• The exercise
Please locate every line in the records below that contains the string "heating" and copy each of those lines. Case counts.

• Items
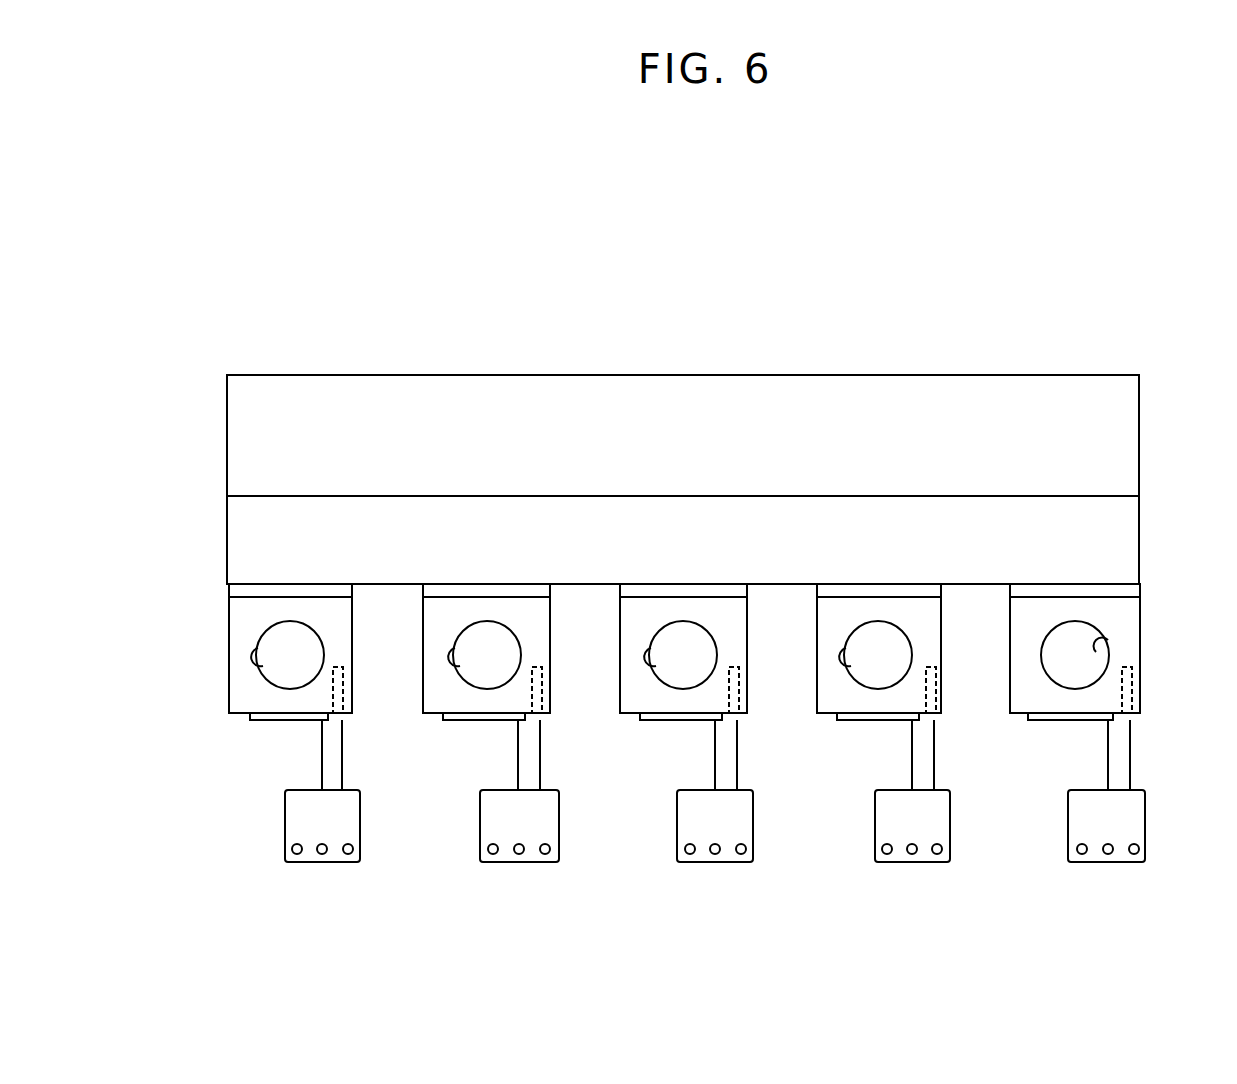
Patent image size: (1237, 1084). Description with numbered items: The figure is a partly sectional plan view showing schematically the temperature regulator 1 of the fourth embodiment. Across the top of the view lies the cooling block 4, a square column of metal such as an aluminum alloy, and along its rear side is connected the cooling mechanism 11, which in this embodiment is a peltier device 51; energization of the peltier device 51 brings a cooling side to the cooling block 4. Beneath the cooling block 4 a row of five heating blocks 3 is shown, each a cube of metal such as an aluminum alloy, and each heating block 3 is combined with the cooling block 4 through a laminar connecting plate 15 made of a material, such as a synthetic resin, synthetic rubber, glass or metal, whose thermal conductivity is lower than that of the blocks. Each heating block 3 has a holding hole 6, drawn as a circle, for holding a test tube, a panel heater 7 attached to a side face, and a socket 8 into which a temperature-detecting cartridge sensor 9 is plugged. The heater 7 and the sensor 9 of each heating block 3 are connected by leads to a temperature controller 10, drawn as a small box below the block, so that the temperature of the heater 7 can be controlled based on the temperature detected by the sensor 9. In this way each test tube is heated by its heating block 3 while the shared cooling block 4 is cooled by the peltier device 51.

The temperature regulator 1 is at (708, 232).
The cooling mechanism 11 is at (881, 372).
The peltier device 51 is at (997, 383).
The cooling block 4 is at (1124, 528).
The connecting plate 15 is at (237, 591).
The heating block 3 is at (238, 630).
The holding hole 6 is at (260, 670).
The socket 8 is at (338, 687).
The panel heater 7 is at (258, 721).
The cartridge sensor 9 is at (346, 715).
The temperature controller 10 is at (336, 857).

• Answer below
Patent image size: (1237, 1084). Description with numbered items: The figure is a partly sectional plan view showing schematically the temperature regulator 1 of the fourth embodiment. Across the top of the view lies the cooling block 4, a square column of metal such as an aluminum alloy, and along its rear side is connected the cooling mechanism 11, which in this embodiment is a peltier device 51; energization of the peltier device 51 brings a cooling side to the cooling block 4. Beneath the cooling block 4 a row of five heating blocks 3 is shown, each a cube of metal such as an aluminum alloy, and each heating block 3 is combined with the cooling block 4 through a laminar connecting plate 15 made of a material, such as a synthetic resin, synthetic rubber, glass or metal, whose thermal conductivity is lower than that of the blocks. Each heating block 3 has a holding hole 6, drawn as a circle, for holding a test tube, a panel heater 7 attached to a side face, and a socket 8 into which a temperature-detecting cartridge sensor 9 is plugged. The heater 7 and the sensor 9 of each heating block 3 are connected by leads to a temperature controller 10, drawn as a small box below the block, so that the temperature of the heater 7 can be controlled based on the temperature detected by the sensor 9. In this way each test tube is heated by its heating block 3 while the shared cooling block 4 is cooled by the peltier device 51.
The heating block 3 is at (238, 630).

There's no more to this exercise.